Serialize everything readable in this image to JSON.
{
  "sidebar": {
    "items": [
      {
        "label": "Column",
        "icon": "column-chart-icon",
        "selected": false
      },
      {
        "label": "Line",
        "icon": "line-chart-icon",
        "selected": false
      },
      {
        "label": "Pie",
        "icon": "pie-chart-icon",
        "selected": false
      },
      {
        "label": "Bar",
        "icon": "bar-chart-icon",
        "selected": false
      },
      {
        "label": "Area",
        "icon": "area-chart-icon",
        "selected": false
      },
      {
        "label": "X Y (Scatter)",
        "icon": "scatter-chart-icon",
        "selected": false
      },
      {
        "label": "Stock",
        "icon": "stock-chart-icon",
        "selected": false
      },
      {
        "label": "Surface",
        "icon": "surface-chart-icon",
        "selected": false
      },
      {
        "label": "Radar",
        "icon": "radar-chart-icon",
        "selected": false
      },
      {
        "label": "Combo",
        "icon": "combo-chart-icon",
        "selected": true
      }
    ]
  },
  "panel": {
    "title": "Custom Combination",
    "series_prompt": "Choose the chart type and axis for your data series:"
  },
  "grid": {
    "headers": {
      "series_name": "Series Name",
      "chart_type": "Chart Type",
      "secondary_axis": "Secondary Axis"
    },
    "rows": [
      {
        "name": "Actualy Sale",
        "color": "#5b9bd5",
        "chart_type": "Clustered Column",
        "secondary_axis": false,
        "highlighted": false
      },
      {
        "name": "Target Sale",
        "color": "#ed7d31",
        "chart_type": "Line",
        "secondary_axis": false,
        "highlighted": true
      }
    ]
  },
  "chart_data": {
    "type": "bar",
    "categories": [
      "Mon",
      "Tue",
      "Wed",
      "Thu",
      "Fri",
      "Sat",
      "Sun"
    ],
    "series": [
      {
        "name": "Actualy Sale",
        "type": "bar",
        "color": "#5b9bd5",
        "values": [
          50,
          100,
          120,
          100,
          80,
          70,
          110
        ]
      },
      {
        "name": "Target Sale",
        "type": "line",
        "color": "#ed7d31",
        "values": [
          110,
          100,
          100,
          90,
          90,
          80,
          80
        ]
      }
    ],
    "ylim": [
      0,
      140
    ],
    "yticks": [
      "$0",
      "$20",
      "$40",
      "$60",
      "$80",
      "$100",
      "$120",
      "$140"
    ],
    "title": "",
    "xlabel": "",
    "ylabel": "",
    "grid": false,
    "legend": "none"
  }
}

******

• [TASK BRIEF] Write out the records above again, keeping each one identical to the original.

• [SOLUTION TO THE PROBLEM]
Serialize everything readable in this image to JSON.
{
  "sidebar": {
    "items": [
      {
        "label": "Column",
        "icon": "column-chart-icon",
        "selected": false
      },
      {
        "label": "Line",
        "icon": "line-chart-icon",
        "selected": false
      },
      {
        "label": "Pie",
        "icon": "pie-chart-icon",
        "selected": false
      },
      {
        "label": "Bar",
        "icon": "bar-chart-icon",
        "selected": false
      },
      {
        "label": "Area",
        "icon": "area-chart-icon",
        "selected": false
      },
      {
        "label": "X Y (Scatter)",
        "icon": "scatter-chart-icon",
        "selected": false
      },
      {
        "label": "Stock",
        "icon": "stock-chart-icon",
        "selected": false
      },
      {
        "label": "Surface",
        "icon": "surface-chart-icon",
        "selected": false
      },
      {
        "label": "Radar",
        "icon": "radar-chart-icon",
        "selected": false
      },
      {
        "label": "Combo",
        "icon": "combo-chart-icon",
        "selected": true
      }
    ]
  },
  "panel": {
    "title": "Custom Combination",
    "series_prompt": "Choose the chart type and axis for your data series:"
  },
  "grid": {
    "headers": {
      "series_name": "Series Name",
      "chart_type": "Chart Type",
      "secondary_axis": "Secondary Axis"
    },
    "rows": [
      {
        "name": "Actualy Sale",
        "color": "#5b9bd5",
        "chart_type": "Clustered Column",
        "secondary_axis": false,
        "highlighted": false
      },
      {
        "name": "Target Sale",
        "color": "#ed7d31",
        "chart_type": "Line",
        "secondary_axis": false,
        "highlighted": true
      }
    ]
  },
  "chart_data": {
    "type": "bar",
    "categories": [
      "Mon",
      "Tue",
      "Wed",
      "Thu",
      "Fri",
      "Sat",
      "Sun"
    ],
    "series": [
      {
        "name": "Actualy Sale",
        "type": "bar",
        "color": "#5b9bd5",
        "values": [
          50,
          100,
          120,
          100,
          80,
          70,
          110
        ]
      },
      {
        "name": "Target Sale",
        "type": "line",
        "color": "#ed7d31",
        "values": [
          110,
          100,
          100,
          90,
          90,
          80,
          80
        ]
      }
    ],
    "ylim": [
      0,
      140
    ],
    "yticks": [
      "$0",
      "$20",
      "$40",
      "$60",
      "$80",
      "$100",
      "$120",
      "$140"
    ],
    "title": "",
    "xlabel": "",
    "ylabel": "",
    "grid": false,
    "legend": "none"
  }
}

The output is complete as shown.